# START OF Data extract
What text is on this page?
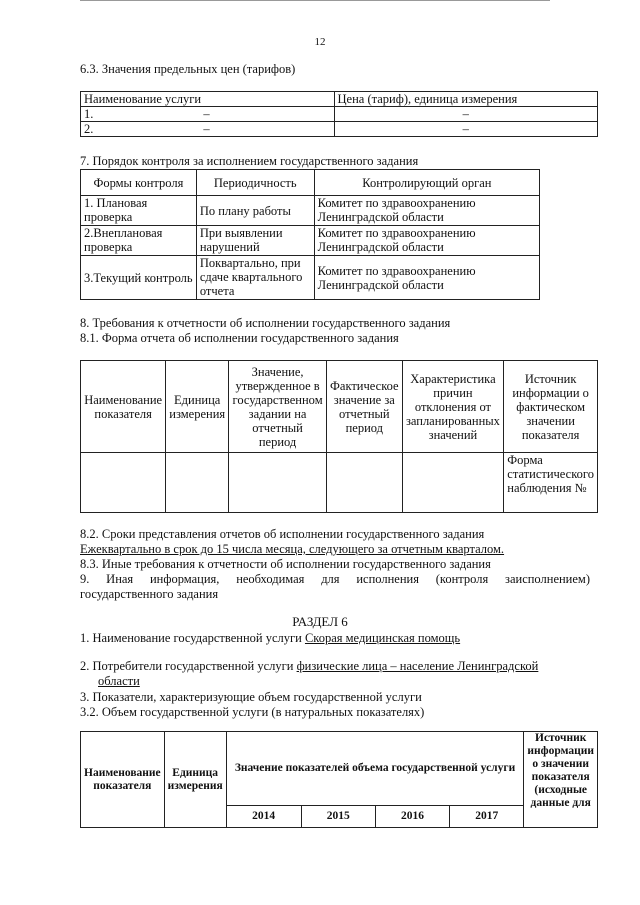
12
6.3. Значения предельных цен (тарифов)
Наименование услуги	Цена (тариф), единица измерения
1. –	–
2. –	–
7. Порядок контроля за исполнением государственного задания
Формы контроля	Периодичность	Контролирующий орган
1. Плановая проверка	По плану работы	Комитет по здравоохранению Ленинградской области
2.Внеплановая проверка	При выявлении нарушений	Комитет по здравоохранению Ленинградской области
3.Текущий контроль	Поквартально, при сдаче квартального отчета	Комитет по здравоохранению Ленинградской области
8. Требования к отчетности об исполнении государственного задания
8.1. Форма отчета об исполнении государственного задания
Наименование показателя	Единица измерения	Значение, утвержденное в государственном задании на отчетный период	Фактическое значение за отчетный период	Характеристика причин отклонения от запланированных значений	Источник информации о фактическом значении показателя
					Форма статистического наблюдения №
8.2. Сроки представления отчетов об исполнении государственного задания
Ежеквартально в срок до 15 числа месяца, следующего за отчетным кварталом.
8.3. Иные требования к отчетности об исполнении государственного задания
9. Иная информация, необходимая для исполнения (контроля заисполнением)
государственного задания
РАЗДЕЛ 6
1. Наименование государственной услуги Скорая медицинская помощь
2. Потребители государственной услуги физические лица – население Ленинградской
области
3. Показатели, характеризующие объем государственной услуги
3.2. Объем государственной услуги (в натуральных показателях)
Наименование показателя	Единица измерения	Значение показателей объема государственной услуги				Источник информации о значении показателя (исходные данные для
		2014	2015	2016	2017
# END OF Data extract
Objective → Reproduce every line exactly and omit all pictures.

Answer to this exercise →
What text is on this page?
12
6.3. Значения предельных цен (тарифов)
Наименование услуги	Цена (тариф), единица измерения
1. –	–
2. –	–
7. Порядок контроля за исполнением государственного задания
Формы контроля	Периодичность	Контролирующий орган
1. Плановая проверка	По плану работы	Комитет по здравоохранению Ленинградской области
2.Внеплановая проверка	При выявлении нарушений	Комитет по здравоохранению Ленинградской области
3.Текущий контроль	Поквартально, при сдаче квартального отчета	Комитет по здравоохранению Ленинградской области
8. Требования к отчетности об исполнении государственного задания
8.1. Форма отчета об исполнении государственного задания
Наименование показателя	Единица измерения	Значение, утвержденное в государственном задании на отчетный период	Фактическое значение за отчетный период	Характеристика причин отклонения от запланированных значений	Источник информации о фактическом значении показателя
					Форма статистического наблюдения №
8.2. Сроки представления отчетов об исполнении государственного задания
Ежеквартально в срок до 15 числа месяца, следующего за отчетным кварталом.
8.3. Иные требования к отчетности об исполнении государственного задания
9. Иная информация, необходимая для исполнения (контроля заисполнением)
государственного задания
РАЗДЕЛ 6
1. Наименование государственной услуги Скорая медицинская помощь
2. Потребители государственной услуги физические лица – население Ленинградской
области
3. Показатели, характеризующие объем государственной услуги
3.2. Объем государственной услуги (в натуральных показателях)
Наименование показателя	Единица измерения	Значение показателей объема государственной услуги				Источник информации о значении показателя (исходные данные для
		2014	2015	2016	2017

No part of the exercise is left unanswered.